**AIM OF THE TASK**
Using the records that follow, copy every line containing the word "warning".

**DATASET CONTENT**
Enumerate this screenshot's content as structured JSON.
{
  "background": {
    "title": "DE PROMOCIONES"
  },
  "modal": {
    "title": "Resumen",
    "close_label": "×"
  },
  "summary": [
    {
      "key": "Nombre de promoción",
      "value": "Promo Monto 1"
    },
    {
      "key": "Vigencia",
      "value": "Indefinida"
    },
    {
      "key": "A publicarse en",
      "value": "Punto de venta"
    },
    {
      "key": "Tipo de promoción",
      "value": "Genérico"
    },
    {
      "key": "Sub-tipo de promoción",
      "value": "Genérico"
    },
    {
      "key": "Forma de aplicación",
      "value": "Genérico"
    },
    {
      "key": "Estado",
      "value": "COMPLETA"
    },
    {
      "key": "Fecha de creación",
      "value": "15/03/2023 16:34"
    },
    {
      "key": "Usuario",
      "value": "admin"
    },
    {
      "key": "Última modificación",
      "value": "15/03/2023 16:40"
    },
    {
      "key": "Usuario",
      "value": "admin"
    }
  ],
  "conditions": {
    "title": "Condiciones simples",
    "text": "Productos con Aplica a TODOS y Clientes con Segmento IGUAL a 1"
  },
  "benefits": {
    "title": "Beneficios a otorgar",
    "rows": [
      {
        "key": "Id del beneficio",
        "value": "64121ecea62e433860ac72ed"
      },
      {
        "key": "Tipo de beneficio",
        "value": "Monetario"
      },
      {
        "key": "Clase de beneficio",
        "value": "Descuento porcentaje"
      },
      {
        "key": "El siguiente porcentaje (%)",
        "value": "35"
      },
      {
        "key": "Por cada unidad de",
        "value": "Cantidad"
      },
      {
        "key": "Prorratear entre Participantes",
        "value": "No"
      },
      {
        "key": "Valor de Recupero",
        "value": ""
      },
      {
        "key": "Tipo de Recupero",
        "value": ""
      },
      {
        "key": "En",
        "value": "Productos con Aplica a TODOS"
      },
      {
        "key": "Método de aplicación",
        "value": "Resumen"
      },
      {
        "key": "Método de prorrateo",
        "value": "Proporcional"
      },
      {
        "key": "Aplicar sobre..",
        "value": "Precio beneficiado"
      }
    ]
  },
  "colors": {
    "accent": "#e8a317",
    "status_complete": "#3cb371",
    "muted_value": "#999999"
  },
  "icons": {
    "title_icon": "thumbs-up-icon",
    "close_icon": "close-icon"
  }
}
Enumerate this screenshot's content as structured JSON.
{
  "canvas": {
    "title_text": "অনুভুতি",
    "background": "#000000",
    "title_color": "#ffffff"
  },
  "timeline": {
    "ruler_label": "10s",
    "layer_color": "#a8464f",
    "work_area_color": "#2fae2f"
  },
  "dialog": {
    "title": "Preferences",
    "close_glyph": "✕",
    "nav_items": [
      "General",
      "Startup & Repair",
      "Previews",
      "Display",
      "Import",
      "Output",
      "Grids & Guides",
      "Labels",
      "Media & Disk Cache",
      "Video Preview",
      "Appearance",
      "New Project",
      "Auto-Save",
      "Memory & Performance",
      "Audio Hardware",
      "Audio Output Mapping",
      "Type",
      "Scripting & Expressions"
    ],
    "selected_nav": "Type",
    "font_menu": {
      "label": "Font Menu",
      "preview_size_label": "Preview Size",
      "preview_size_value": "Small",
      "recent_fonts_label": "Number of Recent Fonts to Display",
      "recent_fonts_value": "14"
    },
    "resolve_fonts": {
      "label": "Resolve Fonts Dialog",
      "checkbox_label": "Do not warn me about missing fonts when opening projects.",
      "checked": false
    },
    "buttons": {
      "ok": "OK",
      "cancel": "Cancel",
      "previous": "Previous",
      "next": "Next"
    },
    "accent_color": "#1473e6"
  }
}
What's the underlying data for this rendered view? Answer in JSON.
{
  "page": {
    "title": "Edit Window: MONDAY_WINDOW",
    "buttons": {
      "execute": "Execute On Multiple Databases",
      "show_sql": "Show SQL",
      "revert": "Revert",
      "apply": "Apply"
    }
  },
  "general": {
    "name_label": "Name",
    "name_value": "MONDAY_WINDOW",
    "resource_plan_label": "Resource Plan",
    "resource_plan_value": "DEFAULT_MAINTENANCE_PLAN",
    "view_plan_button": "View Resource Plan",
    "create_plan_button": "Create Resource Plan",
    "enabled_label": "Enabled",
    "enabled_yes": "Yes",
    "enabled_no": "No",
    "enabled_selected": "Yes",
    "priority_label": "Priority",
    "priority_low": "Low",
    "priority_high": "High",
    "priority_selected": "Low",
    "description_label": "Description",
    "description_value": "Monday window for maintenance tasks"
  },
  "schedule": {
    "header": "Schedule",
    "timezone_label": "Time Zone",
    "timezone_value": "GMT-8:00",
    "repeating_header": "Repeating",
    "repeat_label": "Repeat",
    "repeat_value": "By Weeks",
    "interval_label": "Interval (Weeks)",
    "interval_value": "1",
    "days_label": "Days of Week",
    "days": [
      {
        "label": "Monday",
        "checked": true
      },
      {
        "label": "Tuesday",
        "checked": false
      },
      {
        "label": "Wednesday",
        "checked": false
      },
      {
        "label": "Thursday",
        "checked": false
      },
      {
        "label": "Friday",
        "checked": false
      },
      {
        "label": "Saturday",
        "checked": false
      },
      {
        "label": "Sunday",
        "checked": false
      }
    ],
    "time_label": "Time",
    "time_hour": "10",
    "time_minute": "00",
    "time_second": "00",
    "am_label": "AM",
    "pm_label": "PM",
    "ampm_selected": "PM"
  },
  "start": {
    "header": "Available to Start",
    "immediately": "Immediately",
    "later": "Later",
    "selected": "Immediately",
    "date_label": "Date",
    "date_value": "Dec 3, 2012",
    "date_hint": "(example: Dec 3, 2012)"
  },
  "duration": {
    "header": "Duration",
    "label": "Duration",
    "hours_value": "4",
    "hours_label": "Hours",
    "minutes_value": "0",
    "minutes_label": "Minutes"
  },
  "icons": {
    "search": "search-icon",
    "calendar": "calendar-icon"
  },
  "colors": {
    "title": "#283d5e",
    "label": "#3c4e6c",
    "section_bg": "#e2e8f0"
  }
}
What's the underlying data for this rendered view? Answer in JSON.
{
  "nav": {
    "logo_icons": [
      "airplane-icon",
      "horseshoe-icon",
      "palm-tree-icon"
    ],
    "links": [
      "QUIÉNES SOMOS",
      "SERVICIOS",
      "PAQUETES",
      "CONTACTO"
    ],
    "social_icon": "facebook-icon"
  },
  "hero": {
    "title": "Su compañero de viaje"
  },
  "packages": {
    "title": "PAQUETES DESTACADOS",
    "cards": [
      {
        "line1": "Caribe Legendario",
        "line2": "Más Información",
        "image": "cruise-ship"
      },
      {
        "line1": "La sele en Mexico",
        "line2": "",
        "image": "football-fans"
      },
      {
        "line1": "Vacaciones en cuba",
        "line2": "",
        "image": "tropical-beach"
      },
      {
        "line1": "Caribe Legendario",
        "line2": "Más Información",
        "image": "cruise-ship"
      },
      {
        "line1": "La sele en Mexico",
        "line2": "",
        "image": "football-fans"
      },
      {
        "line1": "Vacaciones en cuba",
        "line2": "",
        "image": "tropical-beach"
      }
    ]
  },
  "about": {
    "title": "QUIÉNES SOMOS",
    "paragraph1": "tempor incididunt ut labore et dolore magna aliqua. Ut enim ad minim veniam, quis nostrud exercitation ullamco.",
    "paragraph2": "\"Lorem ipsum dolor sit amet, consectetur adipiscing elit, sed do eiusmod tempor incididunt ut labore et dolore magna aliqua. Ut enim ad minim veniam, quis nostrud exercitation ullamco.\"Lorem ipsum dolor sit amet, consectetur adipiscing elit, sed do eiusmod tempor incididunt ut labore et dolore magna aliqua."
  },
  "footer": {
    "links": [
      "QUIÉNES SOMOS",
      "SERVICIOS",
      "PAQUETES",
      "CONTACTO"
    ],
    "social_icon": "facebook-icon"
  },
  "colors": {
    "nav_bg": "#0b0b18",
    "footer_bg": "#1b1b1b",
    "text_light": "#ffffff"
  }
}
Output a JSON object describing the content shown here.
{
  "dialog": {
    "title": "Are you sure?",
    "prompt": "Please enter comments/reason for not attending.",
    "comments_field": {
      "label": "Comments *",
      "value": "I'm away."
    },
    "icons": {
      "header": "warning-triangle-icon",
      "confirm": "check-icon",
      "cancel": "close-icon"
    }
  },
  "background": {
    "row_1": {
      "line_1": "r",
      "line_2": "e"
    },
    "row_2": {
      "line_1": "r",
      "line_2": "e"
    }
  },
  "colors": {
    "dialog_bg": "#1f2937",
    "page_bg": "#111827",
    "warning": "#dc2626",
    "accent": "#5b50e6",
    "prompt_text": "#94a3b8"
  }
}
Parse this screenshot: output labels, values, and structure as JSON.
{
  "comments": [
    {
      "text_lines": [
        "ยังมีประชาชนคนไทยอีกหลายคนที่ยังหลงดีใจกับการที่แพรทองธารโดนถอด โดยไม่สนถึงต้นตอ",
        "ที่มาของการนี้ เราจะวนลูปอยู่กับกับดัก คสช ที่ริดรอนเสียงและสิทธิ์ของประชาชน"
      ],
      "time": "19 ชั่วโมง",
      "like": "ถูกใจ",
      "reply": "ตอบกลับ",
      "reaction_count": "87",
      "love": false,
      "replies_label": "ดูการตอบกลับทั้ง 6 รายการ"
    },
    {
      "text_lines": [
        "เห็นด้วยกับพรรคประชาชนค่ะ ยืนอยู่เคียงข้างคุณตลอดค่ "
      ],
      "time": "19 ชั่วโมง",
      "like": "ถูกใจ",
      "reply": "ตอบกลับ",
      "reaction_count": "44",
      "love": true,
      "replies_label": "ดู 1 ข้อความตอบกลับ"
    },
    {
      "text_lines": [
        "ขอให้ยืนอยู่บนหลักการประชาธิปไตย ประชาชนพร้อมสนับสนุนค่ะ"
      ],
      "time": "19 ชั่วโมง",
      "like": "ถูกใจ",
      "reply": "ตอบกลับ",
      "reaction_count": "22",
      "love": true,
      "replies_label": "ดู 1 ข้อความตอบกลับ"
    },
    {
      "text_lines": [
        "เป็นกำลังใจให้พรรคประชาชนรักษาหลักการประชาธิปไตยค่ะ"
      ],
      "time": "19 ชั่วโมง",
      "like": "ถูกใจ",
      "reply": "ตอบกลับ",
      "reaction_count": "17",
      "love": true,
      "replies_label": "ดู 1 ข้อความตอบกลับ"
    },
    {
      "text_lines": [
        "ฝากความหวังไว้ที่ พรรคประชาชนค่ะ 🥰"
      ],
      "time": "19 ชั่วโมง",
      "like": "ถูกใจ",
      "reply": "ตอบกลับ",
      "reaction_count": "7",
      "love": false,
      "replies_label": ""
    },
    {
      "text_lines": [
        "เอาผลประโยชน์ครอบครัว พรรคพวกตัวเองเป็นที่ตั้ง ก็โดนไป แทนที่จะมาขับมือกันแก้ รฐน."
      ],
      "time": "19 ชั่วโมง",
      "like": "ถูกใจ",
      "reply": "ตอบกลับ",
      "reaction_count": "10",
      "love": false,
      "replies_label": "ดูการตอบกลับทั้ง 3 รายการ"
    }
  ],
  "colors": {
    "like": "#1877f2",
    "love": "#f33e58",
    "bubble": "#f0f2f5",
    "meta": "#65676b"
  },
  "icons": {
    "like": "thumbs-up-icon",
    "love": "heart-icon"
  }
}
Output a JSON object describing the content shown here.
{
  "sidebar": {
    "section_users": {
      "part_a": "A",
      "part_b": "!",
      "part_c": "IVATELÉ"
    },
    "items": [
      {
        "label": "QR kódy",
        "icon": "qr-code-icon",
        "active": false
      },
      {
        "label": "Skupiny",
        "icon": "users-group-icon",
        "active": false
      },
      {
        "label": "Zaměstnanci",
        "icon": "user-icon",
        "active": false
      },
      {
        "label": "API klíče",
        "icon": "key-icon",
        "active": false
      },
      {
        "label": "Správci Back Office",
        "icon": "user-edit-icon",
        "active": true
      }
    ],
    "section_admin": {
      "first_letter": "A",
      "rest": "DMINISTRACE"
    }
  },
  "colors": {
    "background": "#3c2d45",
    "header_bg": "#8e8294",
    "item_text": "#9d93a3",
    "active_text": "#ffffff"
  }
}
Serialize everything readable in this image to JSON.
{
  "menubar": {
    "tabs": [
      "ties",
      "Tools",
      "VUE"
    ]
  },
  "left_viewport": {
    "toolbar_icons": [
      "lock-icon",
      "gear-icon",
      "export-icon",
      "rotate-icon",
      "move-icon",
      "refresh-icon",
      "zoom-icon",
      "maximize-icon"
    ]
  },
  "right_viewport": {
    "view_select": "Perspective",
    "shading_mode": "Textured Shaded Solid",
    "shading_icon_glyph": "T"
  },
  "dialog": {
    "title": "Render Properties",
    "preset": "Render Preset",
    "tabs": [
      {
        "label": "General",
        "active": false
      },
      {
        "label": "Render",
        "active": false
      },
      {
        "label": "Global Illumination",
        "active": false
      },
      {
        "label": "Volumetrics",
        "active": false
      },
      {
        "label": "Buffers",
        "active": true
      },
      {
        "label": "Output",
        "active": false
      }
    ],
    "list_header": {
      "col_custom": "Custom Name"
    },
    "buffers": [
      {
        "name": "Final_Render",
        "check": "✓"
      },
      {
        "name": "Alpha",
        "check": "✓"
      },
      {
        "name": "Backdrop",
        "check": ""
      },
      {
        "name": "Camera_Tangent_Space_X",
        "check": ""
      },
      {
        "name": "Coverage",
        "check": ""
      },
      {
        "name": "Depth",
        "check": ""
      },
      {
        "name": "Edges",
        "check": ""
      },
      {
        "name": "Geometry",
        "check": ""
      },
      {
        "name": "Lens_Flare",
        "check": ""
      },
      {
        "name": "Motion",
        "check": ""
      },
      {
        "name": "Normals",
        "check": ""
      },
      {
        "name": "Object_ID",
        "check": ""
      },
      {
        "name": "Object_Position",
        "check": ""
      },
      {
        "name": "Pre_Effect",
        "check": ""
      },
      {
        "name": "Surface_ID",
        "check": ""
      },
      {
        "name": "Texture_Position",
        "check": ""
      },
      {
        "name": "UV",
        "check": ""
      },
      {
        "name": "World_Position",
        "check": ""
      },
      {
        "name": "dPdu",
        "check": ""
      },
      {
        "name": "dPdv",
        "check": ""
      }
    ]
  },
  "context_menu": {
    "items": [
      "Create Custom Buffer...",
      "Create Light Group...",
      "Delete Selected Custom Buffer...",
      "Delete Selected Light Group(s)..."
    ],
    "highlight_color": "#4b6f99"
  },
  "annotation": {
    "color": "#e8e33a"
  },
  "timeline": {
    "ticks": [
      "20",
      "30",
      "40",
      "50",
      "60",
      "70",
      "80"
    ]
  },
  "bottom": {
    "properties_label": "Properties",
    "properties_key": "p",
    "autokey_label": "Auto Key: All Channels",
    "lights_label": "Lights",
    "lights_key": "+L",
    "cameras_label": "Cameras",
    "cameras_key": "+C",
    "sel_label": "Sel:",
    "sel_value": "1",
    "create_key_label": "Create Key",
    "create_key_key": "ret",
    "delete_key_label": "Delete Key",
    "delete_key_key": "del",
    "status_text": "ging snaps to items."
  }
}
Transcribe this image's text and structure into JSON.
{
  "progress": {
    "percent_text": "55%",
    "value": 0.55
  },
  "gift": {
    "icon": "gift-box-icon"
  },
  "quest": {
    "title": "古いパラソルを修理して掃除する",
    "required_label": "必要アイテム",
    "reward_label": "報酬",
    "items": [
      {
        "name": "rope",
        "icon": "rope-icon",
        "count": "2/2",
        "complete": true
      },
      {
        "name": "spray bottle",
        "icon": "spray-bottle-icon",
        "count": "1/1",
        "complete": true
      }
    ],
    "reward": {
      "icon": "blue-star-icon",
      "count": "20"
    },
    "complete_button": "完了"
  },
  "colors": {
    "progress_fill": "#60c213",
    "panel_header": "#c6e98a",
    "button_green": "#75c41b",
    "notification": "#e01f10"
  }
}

**RESULT OF THE TASK**
      "header": "warning-triangle-icon",
    "warning": "#dc2626",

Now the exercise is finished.